**Written task**
State how many lines of the entries below hold the word "text"; reply with nothing but the number.

**Material to process**
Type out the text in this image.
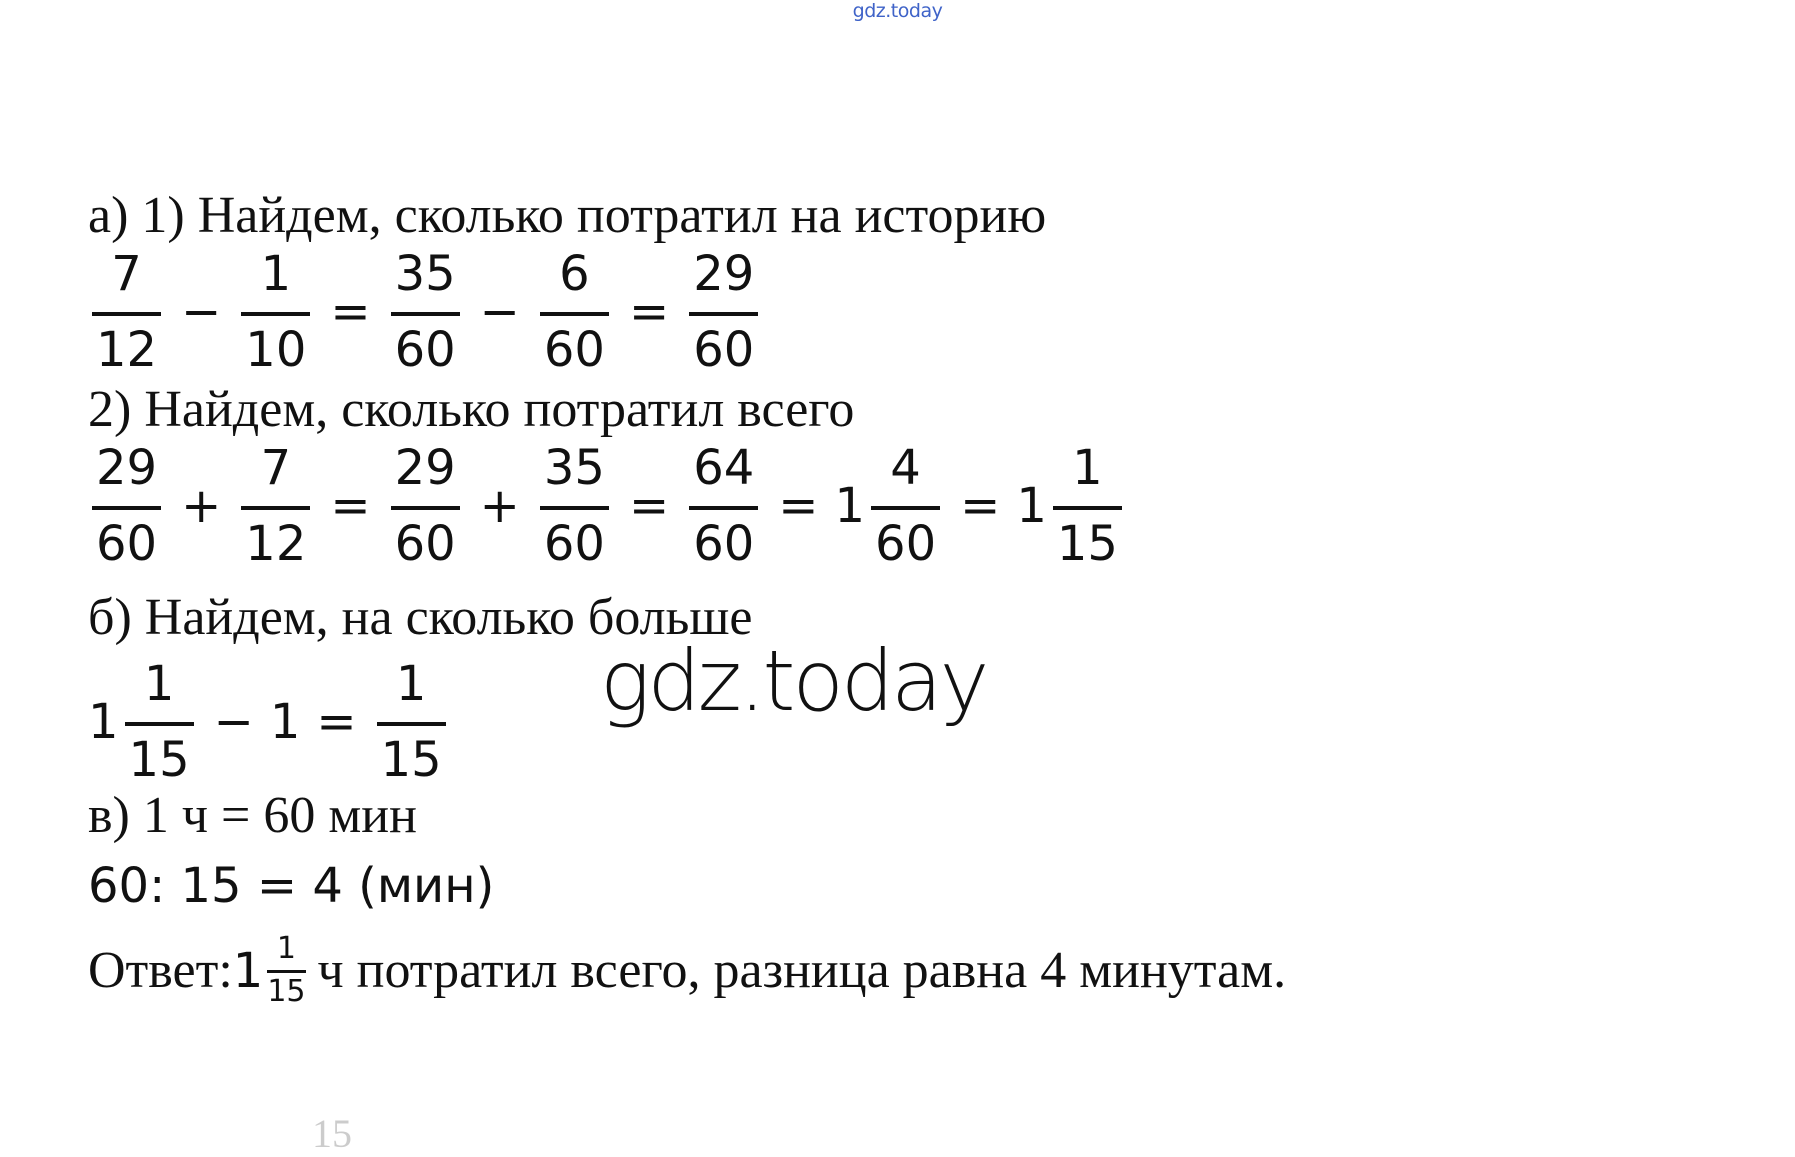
gdz.today
а) 1) Найдем, сколько потратил на историю
$\frac{7}{12} - \frac{1}{10} = \frac{35}{60} - \frac{6}{60} = \frac{29}{60}$
2) Найдем, сколько потратил всего
$\frac{29}{60} + \frac{7}{12} = \frac{29}{60} + \frac{35}{60} = \frac{64}{60} = 1 \frac{4}{60} = 1 \frac{1}{15}$
б) Найдем, на сколько больше
$1 \frac{1}{15} - 1 = \frac{1}{15}$ gdz.today
в) 1 ч = 60 мин
60: 15 = 4 (мин)
Ответ: $1 \frac{1}{15}$ ч потратил всего, разница равна 4 минутам.
15
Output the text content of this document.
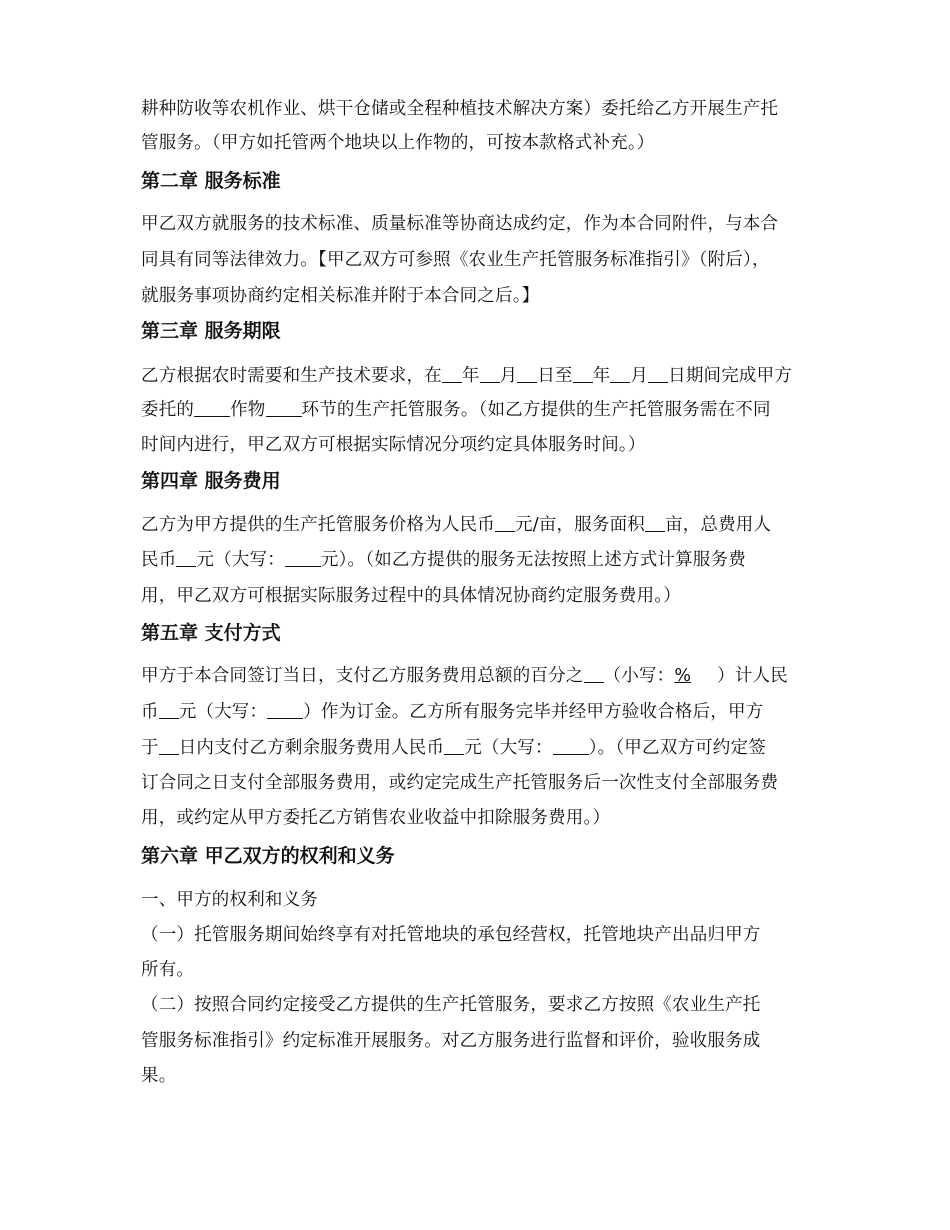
耕种防收等农机作业、烘干仓储或全程种植技术解决方案）委托给乙方开展生产托
管服务。（甲方如托管两个地块以上作物的，可按本款格式补充。）
第二章 服务标准
甲乙双方就服务的技术标准、质量标准等协商达成约定，作为本合同附件，与本合
同具有同等法律效力。【甲乙双方可参照《农业生产托管服务标准指引》（附后），
就服务事项协商约定相关标准并附于本合同之后。】
第三章 服务期限
乙方根据农时需要和生产技术要求，在 年 月 日至 年 月 日期间完成甲方
委托的 作物 环节的生产托管服务。（如乙方提供的生产托管服务需在不同
时间内进行，甲乙双方可根据实际情况分项约定具体服务时间。）
第四章 服务费用
乙方为甲方提供的生产托管服务价格为人民币 元/亩，服务面积 亩，总费用人
民币 元（大写： 元）。（如乙方提供的服务无法按照上述方式计算服务费
用，甲乙双方可根据实际服务过程中的具体情况协商约定服务费用。）
第五章 支付方式
甲方于本合同签订当日，支付乙方服务费用总额的百分之 （小写：% ）计人民
币 元（大写： ）作为订金。乙方所有服务完毕并经甲方验收合格后，甲方
于 日内支付乙方剩余服务费用人民币 元（大写： ）。（甲乙双方可约定签
订合同之日支付全部服务费用，或约定完成生产托管服务后一次性支付全部服务费
用，或约定从甲方委托乙方销售农业收益中扣除服务费用。）
第六章 甲乙双方的权利和义务
一、甲方的权利和义务
（一）托管服务期间始终享有对托管地块的承包经营权，托管地块产出品归甲方
所有。
（二）按照合同约定接受乙方提供的生产托管服务，要求乙方按照《农业生产托
管服务标准指引》约定标准开展服务。对乙方服务进行监督和评价，验收服务成
果。
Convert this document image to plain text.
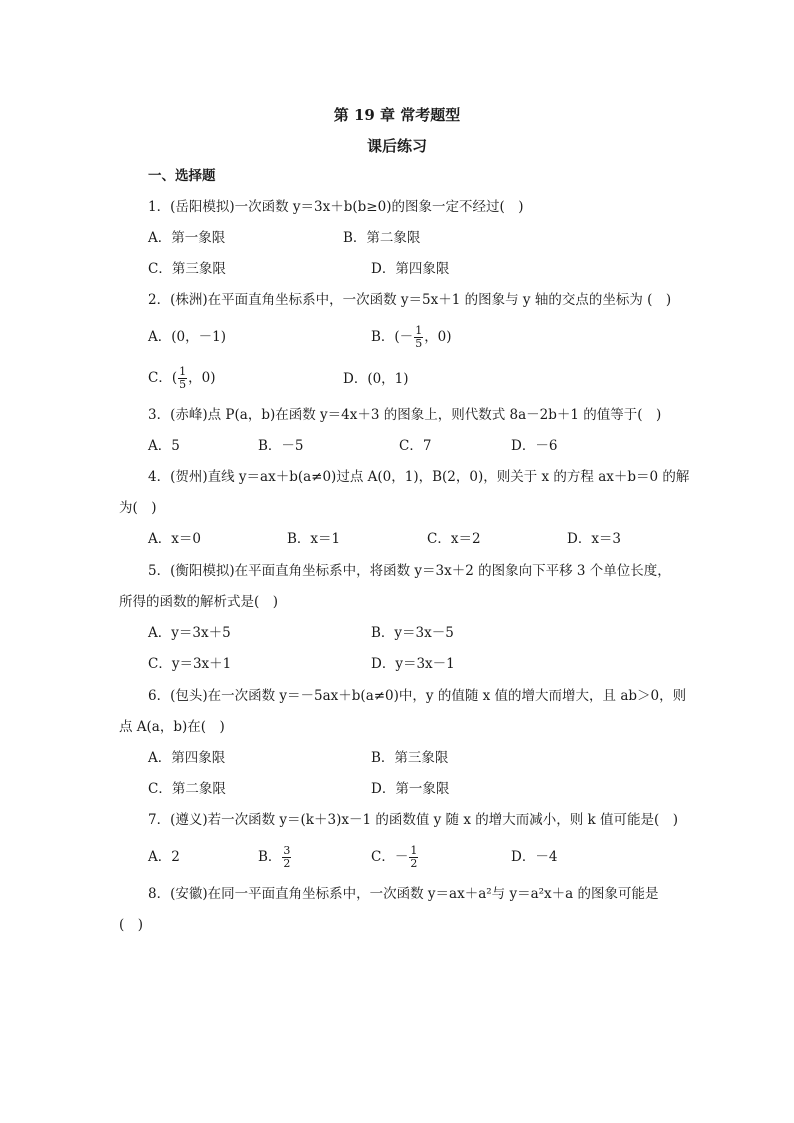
第 19 章 常考题型
课后练习
一、选择题
1．(岳阳模拟)一次函数 y＝3x＋b(b≥0)的图象一定不经过(　)
A．第一象限	B．第二象限
C．第三象限	D．第四象限
2．(株洲)在平面直角坐标系中，一次函数 y＝5x＋1 的图象与 y 轴的交点的坐标为 (　)
A．(0，－1)	B．(－ $\frac{1}{5}$ ，0)
C．( $\frac{1}{5}$ ，0)	D．(0，1)
3．(赤峰)点 P(a，b)在函数 y＝4x＋3 的图象上，则代数式 8a－2b＋1 的值等于(　)
A．5	B．－5	C．7	D．－6
4．(贺州)直线 y＝ax＋b(a≠0)过点 A(0，1)，B(2，0)，则关于 x 的方程 ax＋b＝0 的解
为(　)
A．x＝0	B．x＝1	C．x＝2	D．x＝3
5．(衡阳模拟)在平面直角坐标系中，将函数 y＝3x＋2 的图象向下平移 3 个单位长度，
所得的函数的解析式是(　)
A．y＝3x＋5	B．y＝3x－5
C．y＝3x＋1	D．y＝3x－1
6．(包头)在一次函数 y＝－5ax＋b(a≠0)中，y 的值随 x 值的增大而增大，且 ab＞0，则
点 A(a，b)在(　)
A．第四象限	B．第三象限
C．第二象限	D．第一象限
7．(遵义)若一次函数 y＝(k＋3)x－1 的函数值 y 随 x 的增大而减小，则 k 值可能是(　)
A．2	B． $\frac{3}{2}$	C．－ $\frac{1}{2}$	D．－4
8．(安徽)在同一平面直角坐标系中，一次函数 y＝ax＋a²与 y＝a²x＋a 的图象可能是
(　)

**Response to the task**
3